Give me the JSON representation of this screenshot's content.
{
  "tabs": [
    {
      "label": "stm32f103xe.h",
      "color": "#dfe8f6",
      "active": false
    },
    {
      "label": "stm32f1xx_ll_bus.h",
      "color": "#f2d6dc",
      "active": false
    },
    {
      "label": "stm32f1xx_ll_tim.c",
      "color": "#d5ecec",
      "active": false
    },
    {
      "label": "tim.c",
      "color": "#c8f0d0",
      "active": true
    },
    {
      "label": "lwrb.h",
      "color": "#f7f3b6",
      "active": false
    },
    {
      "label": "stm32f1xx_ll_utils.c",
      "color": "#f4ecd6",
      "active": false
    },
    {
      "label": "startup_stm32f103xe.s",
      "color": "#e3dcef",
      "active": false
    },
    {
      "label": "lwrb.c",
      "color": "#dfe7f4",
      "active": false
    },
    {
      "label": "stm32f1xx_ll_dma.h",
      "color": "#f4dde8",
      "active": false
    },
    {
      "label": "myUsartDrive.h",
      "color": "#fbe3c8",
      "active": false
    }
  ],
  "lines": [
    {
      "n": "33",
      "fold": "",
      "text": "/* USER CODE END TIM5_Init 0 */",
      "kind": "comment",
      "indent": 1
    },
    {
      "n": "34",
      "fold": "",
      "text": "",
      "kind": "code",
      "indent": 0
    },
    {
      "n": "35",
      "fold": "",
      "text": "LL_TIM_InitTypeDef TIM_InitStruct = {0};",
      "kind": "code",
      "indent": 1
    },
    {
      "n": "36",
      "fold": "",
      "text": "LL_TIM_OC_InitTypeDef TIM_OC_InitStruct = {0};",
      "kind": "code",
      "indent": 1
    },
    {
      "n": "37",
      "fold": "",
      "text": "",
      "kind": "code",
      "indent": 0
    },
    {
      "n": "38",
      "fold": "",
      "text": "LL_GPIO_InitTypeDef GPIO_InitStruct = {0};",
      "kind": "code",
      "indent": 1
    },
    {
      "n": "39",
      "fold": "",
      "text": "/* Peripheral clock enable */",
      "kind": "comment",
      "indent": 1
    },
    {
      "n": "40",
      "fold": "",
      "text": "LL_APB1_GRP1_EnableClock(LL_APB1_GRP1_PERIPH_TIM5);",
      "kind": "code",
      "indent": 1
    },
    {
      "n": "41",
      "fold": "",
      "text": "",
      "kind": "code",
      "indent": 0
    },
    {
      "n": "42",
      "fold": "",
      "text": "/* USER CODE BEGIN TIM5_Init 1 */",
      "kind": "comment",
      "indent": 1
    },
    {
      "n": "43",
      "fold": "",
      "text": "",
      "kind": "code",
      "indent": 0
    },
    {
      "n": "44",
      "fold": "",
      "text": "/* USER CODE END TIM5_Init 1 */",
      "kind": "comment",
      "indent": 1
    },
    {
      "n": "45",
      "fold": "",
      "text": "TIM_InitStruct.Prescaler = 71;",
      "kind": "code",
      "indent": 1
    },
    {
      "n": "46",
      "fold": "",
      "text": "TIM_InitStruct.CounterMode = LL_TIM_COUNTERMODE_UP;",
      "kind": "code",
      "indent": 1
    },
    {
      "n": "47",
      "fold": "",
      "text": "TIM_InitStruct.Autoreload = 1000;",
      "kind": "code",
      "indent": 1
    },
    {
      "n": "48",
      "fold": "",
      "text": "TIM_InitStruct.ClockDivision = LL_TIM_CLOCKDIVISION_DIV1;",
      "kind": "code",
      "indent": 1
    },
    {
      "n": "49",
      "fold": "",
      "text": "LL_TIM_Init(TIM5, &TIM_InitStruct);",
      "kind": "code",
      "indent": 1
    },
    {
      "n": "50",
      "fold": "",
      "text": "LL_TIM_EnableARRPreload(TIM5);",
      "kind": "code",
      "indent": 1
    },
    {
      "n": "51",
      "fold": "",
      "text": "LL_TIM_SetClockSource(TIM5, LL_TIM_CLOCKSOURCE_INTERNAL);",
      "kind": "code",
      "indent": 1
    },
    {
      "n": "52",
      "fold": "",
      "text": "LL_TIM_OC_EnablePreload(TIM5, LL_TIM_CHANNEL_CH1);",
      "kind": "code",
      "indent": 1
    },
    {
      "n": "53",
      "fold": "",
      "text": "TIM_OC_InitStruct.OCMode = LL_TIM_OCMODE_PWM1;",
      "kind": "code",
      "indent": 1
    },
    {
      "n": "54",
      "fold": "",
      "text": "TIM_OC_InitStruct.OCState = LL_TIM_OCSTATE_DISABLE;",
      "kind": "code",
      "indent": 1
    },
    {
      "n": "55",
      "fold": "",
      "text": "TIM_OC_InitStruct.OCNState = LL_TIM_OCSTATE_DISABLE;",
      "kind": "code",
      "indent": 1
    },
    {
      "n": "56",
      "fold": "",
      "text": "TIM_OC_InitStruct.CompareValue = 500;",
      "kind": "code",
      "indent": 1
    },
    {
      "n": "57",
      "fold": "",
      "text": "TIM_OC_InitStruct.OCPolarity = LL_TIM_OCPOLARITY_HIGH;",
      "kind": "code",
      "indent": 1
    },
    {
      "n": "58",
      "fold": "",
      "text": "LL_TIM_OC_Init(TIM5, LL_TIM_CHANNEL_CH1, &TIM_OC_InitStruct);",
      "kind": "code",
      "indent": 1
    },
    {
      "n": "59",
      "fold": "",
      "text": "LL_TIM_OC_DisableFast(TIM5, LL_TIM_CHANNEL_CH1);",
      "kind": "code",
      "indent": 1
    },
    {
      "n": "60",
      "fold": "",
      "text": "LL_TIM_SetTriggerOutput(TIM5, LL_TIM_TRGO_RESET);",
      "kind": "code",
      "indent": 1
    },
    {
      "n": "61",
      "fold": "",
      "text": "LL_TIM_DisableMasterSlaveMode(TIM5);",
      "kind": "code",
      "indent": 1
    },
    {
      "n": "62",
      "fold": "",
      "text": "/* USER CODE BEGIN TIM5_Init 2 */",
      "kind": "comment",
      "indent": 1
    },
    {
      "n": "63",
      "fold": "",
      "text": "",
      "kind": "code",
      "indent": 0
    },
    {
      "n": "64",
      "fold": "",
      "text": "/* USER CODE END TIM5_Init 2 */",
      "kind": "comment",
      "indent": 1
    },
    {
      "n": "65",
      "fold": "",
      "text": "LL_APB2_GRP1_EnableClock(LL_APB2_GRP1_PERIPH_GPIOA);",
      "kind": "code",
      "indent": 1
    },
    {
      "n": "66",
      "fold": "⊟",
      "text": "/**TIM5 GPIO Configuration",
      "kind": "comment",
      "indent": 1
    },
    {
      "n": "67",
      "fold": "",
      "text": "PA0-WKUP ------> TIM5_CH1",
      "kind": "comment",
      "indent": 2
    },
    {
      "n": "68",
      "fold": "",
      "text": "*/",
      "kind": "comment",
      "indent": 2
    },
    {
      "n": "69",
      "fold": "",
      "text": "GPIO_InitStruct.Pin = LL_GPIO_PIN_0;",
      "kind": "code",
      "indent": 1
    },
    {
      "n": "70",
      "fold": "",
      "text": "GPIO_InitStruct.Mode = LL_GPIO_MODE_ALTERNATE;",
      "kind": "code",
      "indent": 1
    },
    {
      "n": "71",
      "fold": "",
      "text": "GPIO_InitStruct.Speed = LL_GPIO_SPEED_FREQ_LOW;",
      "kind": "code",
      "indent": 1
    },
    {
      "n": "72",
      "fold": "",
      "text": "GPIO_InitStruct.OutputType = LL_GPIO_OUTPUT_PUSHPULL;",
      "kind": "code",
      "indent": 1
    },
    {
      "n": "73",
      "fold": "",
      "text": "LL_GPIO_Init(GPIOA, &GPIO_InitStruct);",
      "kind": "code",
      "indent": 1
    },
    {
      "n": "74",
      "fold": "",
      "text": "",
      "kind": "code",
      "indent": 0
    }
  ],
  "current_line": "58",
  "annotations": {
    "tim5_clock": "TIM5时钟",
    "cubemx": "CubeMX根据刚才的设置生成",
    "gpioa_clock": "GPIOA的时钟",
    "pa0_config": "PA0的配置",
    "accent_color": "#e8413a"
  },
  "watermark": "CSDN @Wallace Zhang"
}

######

**The exercise:** How many of the lines above include the string "BEGIN"? Answer with the number only.

**Task response:** 2